## Short exercise
Take every line from the material that has the word "रकरण" in it.

═══ Records for this task ═══

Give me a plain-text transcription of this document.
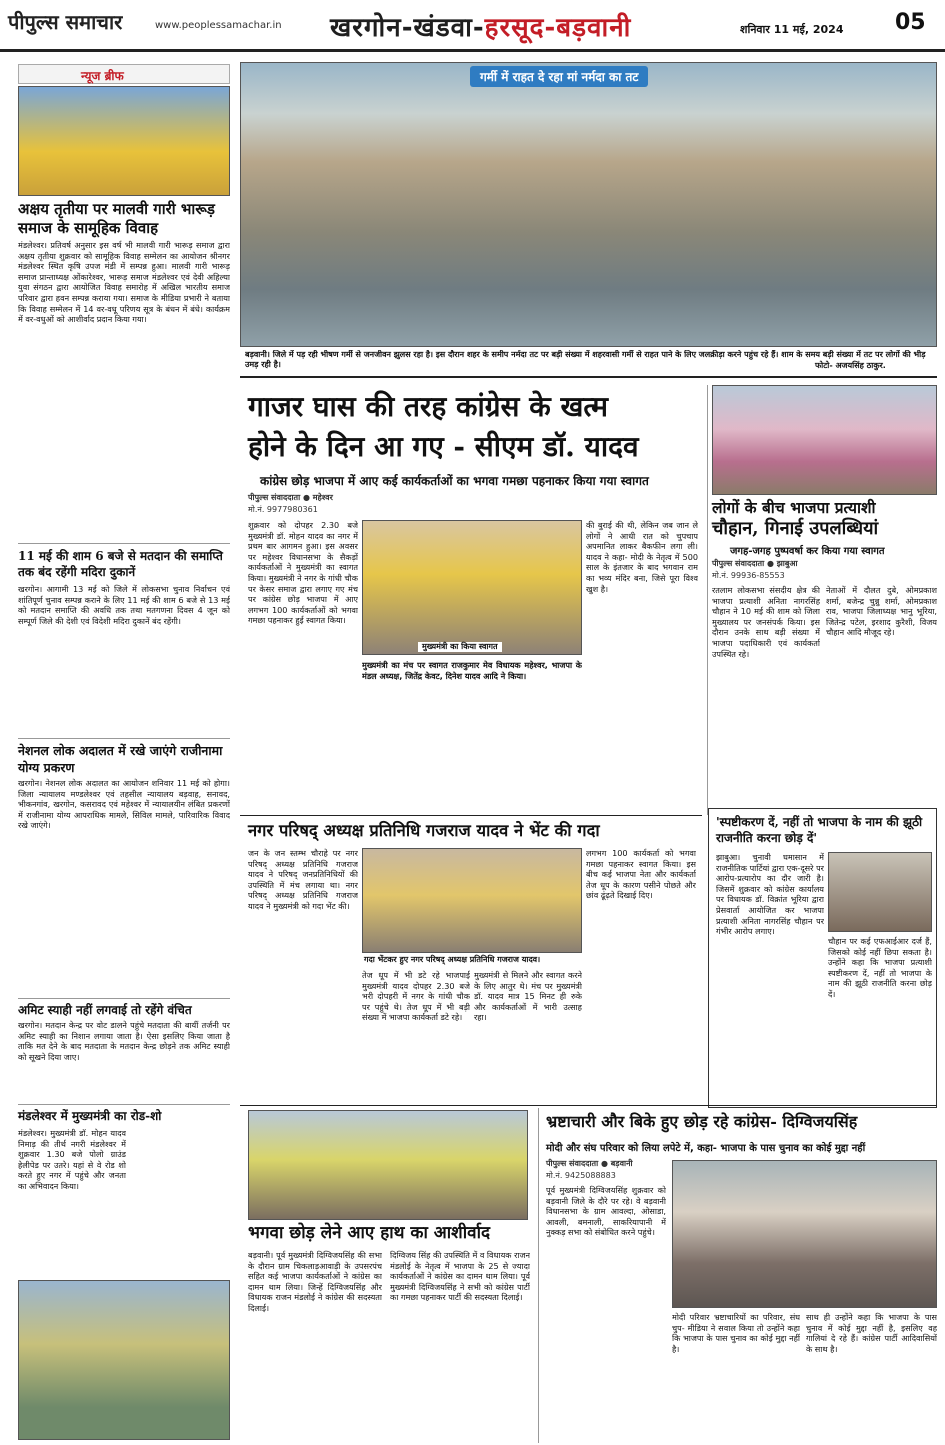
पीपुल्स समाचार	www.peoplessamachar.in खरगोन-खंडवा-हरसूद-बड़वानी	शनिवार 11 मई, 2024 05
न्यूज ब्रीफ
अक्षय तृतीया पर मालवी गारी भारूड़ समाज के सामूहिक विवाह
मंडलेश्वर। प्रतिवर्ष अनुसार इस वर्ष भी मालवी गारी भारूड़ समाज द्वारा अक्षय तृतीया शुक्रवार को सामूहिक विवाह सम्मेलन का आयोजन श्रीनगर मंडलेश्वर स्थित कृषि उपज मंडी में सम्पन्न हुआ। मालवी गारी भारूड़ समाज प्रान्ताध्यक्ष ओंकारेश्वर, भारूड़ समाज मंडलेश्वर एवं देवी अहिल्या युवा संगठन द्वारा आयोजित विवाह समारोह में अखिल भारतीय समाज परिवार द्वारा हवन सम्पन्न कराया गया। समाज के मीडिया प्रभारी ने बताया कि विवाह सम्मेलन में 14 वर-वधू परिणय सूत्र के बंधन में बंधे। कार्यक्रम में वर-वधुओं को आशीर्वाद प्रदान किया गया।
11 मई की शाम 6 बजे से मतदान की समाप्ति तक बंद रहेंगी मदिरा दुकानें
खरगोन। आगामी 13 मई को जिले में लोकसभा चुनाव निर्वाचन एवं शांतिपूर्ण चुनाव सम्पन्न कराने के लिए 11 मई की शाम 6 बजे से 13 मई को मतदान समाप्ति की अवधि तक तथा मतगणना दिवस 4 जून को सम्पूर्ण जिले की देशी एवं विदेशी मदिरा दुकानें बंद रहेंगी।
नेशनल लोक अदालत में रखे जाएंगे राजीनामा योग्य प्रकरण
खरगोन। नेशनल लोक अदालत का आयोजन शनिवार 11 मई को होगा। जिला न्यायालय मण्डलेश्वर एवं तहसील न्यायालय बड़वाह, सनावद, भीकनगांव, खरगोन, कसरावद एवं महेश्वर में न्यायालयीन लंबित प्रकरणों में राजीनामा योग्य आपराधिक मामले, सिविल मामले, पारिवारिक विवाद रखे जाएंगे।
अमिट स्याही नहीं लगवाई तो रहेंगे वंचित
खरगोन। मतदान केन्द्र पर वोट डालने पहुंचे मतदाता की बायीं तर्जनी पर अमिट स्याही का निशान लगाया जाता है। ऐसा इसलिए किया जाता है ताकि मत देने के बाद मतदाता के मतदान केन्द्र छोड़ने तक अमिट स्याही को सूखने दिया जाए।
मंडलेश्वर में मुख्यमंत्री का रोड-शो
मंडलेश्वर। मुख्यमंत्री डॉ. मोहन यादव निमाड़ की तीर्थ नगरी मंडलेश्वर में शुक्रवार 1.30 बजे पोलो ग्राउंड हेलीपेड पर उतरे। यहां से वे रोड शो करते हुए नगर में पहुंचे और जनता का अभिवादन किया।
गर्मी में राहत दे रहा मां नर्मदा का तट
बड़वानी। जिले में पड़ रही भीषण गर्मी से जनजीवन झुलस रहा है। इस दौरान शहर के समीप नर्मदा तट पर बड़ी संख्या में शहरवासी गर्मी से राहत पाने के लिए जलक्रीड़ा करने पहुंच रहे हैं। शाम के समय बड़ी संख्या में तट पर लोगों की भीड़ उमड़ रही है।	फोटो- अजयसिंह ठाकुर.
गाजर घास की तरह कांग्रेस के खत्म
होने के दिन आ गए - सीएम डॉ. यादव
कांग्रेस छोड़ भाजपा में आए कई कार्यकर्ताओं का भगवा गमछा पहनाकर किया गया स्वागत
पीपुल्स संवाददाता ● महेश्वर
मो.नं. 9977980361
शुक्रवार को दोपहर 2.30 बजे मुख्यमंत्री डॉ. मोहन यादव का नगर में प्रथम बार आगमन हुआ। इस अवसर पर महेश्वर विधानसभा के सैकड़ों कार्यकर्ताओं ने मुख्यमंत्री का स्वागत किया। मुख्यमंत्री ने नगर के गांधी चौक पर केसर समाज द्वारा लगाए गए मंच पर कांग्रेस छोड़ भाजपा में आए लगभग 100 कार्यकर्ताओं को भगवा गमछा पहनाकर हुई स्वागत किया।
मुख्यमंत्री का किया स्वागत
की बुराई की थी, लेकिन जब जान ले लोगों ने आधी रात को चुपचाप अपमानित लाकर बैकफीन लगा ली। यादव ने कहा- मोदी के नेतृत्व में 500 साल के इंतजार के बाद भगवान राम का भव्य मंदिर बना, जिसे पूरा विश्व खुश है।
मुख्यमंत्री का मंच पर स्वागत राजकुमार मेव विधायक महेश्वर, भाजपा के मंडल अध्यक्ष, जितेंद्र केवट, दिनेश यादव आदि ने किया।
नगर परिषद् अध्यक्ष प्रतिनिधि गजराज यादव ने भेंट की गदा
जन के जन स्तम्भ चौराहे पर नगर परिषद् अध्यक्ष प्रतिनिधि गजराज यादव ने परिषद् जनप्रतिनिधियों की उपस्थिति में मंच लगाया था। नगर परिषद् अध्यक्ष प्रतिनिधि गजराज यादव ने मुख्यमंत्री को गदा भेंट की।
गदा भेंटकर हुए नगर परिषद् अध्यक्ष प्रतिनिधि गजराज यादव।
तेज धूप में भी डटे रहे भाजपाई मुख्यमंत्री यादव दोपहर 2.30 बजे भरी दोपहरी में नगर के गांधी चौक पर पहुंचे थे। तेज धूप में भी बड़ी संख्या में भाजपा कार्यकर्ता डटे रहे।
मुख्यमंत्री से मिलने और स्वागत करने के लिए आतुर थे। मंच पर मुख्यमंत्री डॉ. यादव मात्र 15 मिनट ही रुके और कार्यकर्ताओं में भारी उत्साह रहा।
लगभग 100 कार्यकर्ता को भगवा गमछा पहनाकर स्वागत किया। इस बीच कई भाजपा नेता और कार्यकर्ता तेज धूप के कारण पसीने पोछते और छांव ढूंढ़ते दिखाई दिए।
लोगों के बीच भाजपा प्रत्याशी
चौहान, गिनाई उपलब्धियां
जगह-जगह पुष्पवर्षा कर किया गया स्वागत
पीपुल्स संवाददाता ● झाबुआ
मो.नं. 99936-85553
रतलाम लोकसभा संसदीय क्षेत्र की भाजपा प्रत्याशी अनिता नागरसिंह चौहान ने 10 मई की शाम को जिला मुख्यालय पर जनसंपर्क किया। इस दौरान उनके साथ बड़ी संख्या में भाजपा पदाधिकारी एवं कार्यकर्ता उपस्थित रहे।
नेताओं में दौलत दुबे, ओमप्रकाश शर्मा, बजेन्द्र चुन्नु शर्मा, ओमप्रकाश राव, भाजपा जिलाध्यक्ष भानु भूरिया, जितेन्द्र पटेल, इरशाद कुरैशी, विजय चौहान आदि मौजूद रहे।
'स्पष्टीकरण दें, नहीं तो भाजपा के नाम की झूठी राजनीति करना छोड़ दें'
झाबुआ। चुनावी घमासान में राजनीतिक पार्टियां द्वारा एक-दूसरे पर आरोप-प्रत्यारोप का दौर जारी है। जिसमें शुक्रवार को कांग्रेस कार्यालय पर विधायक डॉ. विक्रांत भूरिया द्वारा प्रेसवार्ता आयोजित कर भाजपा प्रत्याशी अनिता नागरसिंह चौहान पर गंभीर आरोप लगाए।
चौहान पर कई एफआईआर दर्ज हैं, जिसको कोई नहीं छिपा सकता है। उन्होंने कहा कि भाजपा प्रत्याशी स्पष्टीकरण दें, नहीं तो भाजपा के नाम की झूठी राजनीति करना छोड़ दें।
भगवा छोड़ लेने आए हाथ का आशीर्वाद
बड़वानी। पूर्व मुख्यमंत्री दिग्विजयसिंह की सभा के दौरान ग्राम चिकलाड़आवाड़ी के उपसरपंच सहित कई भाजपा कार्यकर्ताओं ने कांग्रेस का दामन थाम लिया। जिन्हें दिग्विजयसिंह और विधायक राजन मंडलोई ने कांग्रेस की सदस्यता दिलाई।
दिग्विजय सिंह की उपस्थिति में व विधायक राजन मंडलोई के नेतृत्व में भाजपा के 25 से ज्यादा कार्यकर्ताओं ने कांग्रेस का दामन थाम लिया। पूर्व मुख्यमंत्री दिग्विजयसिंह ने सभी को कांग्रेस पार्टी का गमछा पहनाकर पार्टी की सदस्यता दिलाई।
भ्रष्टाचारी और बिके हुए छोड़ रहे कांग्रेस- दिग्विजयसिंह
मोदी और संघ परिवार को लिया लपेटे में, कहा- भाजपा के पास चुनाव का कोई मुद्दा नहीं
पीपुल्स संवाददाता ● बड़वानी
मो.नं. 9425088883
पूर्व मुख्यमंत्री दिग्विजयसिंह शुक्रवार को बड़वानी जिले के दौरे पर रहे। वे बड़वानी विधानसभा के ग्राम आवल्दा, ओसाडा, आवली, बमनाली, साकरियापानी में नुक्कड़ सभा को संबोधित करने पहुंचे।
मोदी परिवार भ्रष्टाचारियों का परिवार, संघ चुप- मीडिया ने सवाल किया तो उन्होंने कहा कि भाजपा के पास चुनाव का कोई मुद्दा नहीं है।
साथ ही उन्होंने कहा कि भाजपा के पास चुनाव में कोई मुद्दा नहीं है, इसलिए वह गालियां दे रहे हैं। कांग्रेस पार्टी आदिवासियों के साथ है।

═══

## Task answer
नेशनल लोक अदालत में रखे जाएंगे राजीनामा योग्य प्रकरण
खरगोन। नेशनल लोक अदालत का आयोजन शनिवार 11 मई को होगा। जिला न्यायालय मण्डलेश्वर एवं तहसील न्यायालय बड़वाह, सनावद, भीकनगांव, खरगोन, कसरावद एवं महेश्वर में न्यायालयीन लंबित प्रकरणों में राजीनामा योग्य आपराधिक मामले, सिविल मामले, पारिवारिक विवाद रखे जाएंगे।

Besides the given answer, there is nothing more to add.